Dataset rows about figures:
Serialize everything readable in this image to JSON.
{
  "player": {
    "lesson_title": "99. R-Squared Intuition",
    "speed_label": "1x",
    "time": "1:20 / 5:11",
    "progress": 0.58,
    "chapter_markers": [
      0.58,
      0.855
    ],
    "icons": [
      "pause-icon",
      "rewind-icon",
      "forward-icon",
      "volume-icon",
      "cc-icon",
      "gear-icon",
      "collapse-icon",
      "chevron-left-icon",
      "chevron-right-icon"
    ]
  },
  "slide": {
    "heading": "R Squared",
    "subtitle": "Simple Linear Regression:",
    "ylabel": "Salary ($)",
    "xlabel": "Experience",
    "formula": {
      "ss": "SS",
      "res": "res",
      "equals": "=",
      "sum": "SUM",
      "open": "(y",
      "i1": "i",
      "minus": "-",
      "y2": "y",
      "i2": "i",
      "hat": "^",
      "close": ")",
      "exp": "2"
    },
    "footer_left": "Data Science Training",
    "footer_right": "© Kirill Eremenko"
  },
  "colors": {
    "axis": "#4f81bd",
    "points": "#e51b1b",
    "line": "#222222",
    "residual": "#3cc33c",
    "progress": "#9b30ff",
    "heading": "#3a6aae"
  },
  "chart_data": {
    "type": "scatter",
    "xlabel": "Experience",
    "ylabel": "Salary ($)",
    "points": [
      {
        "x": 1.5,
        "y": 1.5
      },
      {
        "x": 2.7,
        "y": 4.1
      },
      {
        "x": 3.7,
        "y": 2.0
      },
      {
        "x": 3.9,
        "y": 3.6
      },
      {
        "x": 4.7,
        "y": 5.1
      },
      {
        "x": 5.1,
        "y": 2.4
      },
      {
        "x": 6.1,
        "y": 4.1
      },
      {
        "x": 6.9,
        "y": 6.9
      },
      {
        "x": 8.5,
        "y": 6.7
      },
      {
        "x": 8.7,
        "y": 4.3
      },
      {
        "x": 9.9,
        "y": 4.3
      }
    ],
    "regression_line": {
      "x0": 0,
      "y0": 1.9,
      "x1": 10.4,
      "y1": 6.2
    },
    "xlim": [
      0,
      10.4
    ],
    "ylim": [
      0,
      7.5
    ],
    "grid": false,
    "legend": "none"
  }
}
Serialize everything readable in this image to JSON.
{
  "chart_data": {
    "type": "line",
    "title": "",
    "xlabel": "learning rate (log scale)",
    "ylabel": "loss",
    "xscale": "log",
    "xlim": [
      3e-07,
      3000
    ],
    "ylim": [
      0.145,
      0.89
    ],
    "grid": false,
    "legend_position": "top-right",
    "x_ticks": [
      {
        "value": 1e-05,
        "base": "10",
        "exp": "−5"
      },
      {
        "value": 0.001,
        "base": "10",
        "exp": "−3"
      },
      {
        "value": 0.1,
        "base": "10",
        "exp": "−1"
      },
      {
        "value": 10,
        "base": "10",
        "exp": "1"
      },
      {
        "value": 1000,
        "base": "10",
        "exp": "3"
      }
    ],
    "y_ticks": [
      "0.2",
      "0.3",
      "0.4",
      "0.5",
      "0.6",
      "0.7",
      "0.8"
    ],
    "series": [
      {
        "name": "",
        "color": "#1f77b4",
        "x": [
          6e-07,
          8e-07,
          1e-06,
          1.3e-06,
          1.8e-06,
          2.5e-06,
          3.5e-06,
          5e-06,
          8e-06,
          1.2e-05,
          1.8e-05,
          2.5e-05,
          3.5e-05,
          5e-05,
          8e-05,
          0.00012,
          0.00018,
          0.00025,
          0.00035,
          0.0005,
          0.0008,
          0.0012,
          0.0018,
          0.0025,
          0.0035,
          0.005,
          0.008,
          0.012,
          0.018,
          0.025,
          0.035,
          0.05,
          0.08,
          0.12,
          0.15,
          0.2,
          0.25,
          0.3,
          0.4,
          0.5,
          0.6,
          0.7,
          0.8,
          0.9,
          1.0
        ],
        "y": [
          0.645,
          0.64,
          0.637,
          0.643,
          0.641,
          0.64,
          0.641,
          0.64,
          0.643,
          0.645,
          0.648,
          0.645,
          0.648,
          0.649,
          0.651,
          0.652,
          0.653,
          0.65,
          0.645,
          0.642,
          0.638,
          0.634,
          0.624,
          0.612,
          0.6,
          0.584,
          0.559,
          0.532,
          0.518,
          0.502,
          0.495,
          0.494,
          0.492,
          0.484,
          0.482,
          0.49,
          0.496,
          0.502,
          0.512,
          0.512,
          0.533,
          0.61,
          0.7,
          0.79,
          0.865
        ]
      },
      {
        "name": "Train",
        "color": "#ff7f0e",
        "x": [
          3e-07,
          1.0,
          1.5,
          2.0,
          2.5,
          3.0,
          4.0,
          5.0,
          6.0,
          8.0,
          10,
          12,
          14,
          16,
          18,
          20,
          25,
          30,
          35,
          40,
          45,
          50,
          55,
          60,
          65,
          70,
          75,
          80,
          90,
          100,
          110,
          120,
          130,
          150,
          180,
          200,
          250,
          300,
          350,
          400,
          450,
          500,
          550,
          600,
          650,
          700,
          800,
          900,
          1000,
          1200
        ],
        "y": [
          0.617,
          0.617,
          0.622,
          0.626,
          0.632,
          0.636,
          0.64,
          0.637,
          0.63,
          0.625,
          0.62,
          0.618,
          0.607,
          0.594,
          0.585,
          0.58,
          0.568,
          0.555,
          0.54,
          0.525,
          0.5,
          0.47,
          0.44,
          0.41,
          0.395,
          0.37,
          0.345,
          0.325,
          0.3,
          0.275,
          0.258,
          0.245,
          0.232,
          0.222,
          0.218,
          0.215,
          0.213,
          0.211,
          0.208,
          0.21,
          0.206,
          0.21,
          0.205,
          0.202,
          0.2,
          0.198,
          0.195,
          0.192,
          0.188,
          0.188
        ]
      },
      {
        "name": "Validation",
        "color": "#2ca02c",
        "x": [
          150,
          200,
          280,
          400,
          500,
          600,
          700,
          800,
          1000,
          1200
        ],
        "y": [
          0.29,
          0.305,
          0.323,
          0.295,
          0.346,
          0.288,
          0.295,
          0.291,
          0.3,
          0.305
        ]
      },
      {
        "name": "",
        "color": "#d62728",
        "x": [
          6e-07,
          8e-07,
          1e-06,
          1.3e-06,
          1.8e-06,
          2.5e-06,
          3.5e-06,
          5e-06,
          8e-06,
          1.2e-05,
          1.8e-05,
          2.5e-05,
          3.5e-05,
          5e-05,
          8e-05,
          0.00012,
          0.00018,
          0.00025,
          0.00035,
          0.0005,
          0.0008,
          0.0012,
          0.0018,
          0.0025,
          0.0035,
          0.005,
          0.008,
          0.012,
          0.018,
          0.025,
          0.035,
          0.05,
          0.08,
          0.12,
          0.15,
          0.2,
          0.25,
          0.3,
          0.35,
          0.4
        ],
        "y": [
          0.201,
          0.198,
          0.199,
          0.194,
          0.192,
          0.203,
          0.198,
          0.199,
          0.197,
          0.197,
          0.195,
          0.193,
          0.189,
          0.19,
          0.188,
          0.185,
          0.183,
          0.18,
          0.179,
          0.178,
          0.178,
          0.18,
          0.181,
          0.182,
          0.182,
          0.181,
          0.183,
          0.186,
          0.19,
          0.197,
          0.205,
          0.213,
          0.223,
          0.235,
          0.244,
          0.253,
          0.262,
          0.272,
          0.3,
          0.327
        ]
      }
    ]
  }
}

Directive: Reproduce each record exactly, leaving nothing out.

Worked solution:
Serialize everything readable in this image to JSON.
{
  "player": {
    "lesson_title": "99. R-Squared Intuition",
    "speed_label": "1x",
    "time": "1:20 / 5:11",
    "progress": 0.58,
    "chapter_markers": [
      0.58,
      0.855
    ],
    "icons": [
      "pause-icon",
      "rewind-icon",
      "forward-icon",
      "volume-icon",
      "cc-icon",
      "gear-icon",
      "collapse-icon",
      "chevron-left-icon",
      "chevron-right-icon"
    ]
  },
  "slide": {
    "heading": "R Squared",
    "subtitle": "Simple Linear Regression:",
    "ylabel": "Salary ($)",
    "xlabel": "Experience",
    "formula": {
      "ss": "SS",
      "res": "res",
      "equals": "=",
      "sum": "SUM",
      "open": "(y",
      "i1": "i",
      "minus": "-",
      "y2": "y",
      "i2": "i",
      "hat": "^",
      "close": ")",
      "exp": "2"
    },
    "footer_left": "Data Science Training",
    "footer_right": "© Kirill Eremenko"
  },
  "colors": {
    "axis": "#4f81bd",
    "points": "#e51b1b",
    "line": "#222222",
    "residual": "#3cc33c",
    "progress": "#9b30ff",
    "heading": "#3a6aae"
  },
  "chart_data": {
    "type": "scatter",
    "xlabel": "Experience",
    "ylabel": "Salary ($)",
    "points": [
      {
        "x": 1.5,
        "y": 1.5
      },
      {
        "x": 2.7,
        "y": 4.1
      },
      {
        "x": 3.7,
        "y": 2.0
      },
      {
        "x": 3.9,
        "y": 3.6
      },
      {
        "x": 4.7,
        "y": 5.1
      },
      {
        "x": 5.1,
        "y": 2.4
      },
      {
        "x": 6.1,
        "y": 4.1
      },
      {
        "x": 6.9,
        "y": 6.9
      },
      {
        "x": 8.5,
        "y": 6.7
      },
      {
        "x": 8.7,
        "y": 4.3
      },
      {
        "x": 9.9,
        "y": 4.3
      }
    ],
    "regression_line": {
      "x0": 0,
      "y0": 1.9,
      "x1": 10.4,
      "y1": 6.2
    },
    "xlim": [
      0,
      10.4
    ],
    "ylim": [
      0,
      7.5
    ],
    "grid": false,
    "legend": "none"
  }
}
Serialize everything readable in this image to JSON.
{
  "chart_data": {
    "type": "line",
    "title": "",
    "xlabel": "learning rate (log scale)",
    "ylabel": "loss",
    "xscale": "log",
    "xlim": [
      3e-07,
      3000
    ],
    "ylim": [
      0.145,
      0.89
    ],
    "grid": false,
    "legend_position": "top-right",
    "x_ticks": [
      {
        "value": 1e-05,
        "base": "10",
        "exp": "−5"
      },
      {
        "value": 0.001,
        "base": "10",
        "exp": "−3"
      },
      {
        "value": 0.1,
        "base": "10",
        "exp": "−1"
      },
      {
        "value": 10,
        "base": "10",
        "exp": "1"
      },
      {
        "value": 1000,
        "base": "10",
        "exp": "3"
      }
    ],
    "y_ticks": [
      "0.2",
      "0.3",
      "0.4",
      "0.5",
      "0.6",
      "0.7",
      "0.8"
    ],
    "series": [
      {
        "name": "",
        "color": "#1f77b4",
        "x": [
          6e-07,
          8e-07,
          1e-06,
          1.3e-06,
          1.8e-06,
          2.5e-06,
          3.5e-06,
          5e-06,
          8e-06,
          1.2e-05,
          1.8e-05,
          2.5e-05,
          3.5e-05,
          5e-05,
          8e-05,
          0.00012,
          0.00018,
          0.00025,
          0.00035,
          0.0005,
          0.0008,
          0.0012,
          0.0018,
          0.0025,
          0.0035,
          0.005,
          0.008,
          0.012,
          0.018,
          0.025,
          0.035,
          0.05,
          0.08,
          0.12,
          0.15,
          0.2,
          0.25,
          0.3,
          0.4,
          0.5,
          0.6,
          0.7,
          0.8,
          0.9,
          1.0
        ],
        "y": [
          0.645,
          0.64,
          0.637,
          0.643,
          0.641,
          0.64,
          0.641,
          0.64,
          0.643,
          0.645,
          0.648,
          0.645,
          0.648,
          0.649,
          0.651,
          0.652,
          0.653,
          0.65,
          0.645,
          0.642,
          0.638,
          0.634,
          0.624,
          0.612,
          0.6,
          0.584,
          0.559,
          0.532,
          0.518,
          0.502,
          0.495,
          0.494,
          0.492,
          0.484,
          0.482,
          0.49,
          0.496,
          0.502,
          0.512,
          0.512,
          0.533,
          0.61,
          0.7,
          0.79,
          0.865
        ]
      },
      {
        "name": "Train",
        "color": "#ff7f0e",
        "x": [
          3e-07,
          1.0,
          1.5,
          2.0,
          2.5,
          3.0,
          4.0,
          5.0,
          6.0,
          8.0,
          10,
          12,
          14,
          16,
          18,
          20,
          25,
          30,
          35,
          40,
          45,
          50,
          55,
          60,
          65,
          70,
          75,
          80,
          90,
          100,
          110,
          120,
          130,
          150,
          180,
          200,
          250,
          300,
          350,
          400,
          450,
          500,
          550,
          600,
          650,
          700,
          800,
          900,
          1000,
          1200
        ],
        "y": [
          0.617,
          0.617,
          0.622,
          0.626,
          0.632,
          0.636,
          0.64,
          0.637,
          0.63,
          0.625,
          0.62,
          0.618,
          0.607,
          0.594,
          0.585,
          0.58,
          0.568,
          0.555,
          0.54,
          0.525,
          0.5,
          0.47,
          0.44,
          0.41,
          0.395,
          0.37,
          0.345,
          0.325,
          0.3,
          0.275,
          0.258,
          0.245,
          0.232,
          0.222,
          0.218,
          0.215,
          0.213,
          0.211,
          0.208,
          0.21,
          0.206,
          0.21,
          0.205,
          0.202,
          0.2,
          0.198,
          0.195,
          0.192,
          0.188,
          0.188
        ]
      },
      {
        "name": "Validation",
        "color": "#2ca02c",
        "x": [
          150,
          200,
          280,
          400,
          500,
          600,
          700,
          800,
          1000,
          1200
        ],
        "y": [
          0.29,
          0.305,
          0.323,
          0.295,
          0.346,
          0.288,
          0.295,
          0.291,
          0.3,
          0.305
        ]
      },
      {
        "name": "",
        "color": "#d62728",
        "x": [
          6e-07,
          8e-07,
          1e-06,
          1.3e-06,
          1.8e-06,
          2.5e-06,
          3.5e-06,
          5e-06,
          8e-06,
          1.2e-05,
          1.8e-05,
          2.5e-05,
          3.5e-05,
          5e-05,
          8e-05,
          0.00012,
          0.00018,
          0.00025,
          0.00035,
          0.0005,
          0.0008,
          0.0012,
          0.0018,
          0.0025,
          0.0035,
          0.005,
          0.008,
          0.012,
          0.018,
          0.025,
          0.035,
          0.05,
          0.08,
          0.12,
          0.15,
          0.2,
          0.25,
          0.3,
          0.35,
          0.4
        ],
        "y": [
          0.201,
          0.198,
          0.199,
          0.194,
          0.192,
          0.203,
          0.198,
          0.199,
          0.197,
          0.197,
          0.195,
          0.193,
          0.189,
          0.19,
          0.188,
          0.185,
          0.183,
          0.18,
          0.179,
          0.178,
          0.178,
          0.18,
          0.181,
          0.182,
          0.182,
          0.181,
          0.183,
          0.186,
          0.19,
          0.197,
          0.205,
          0.213,
          0.223,
          0.235,
          0.244,
          0.253,
          0.262,
          0.272,
          0.3,
          0.327
        ]
      }
    ]
  }
}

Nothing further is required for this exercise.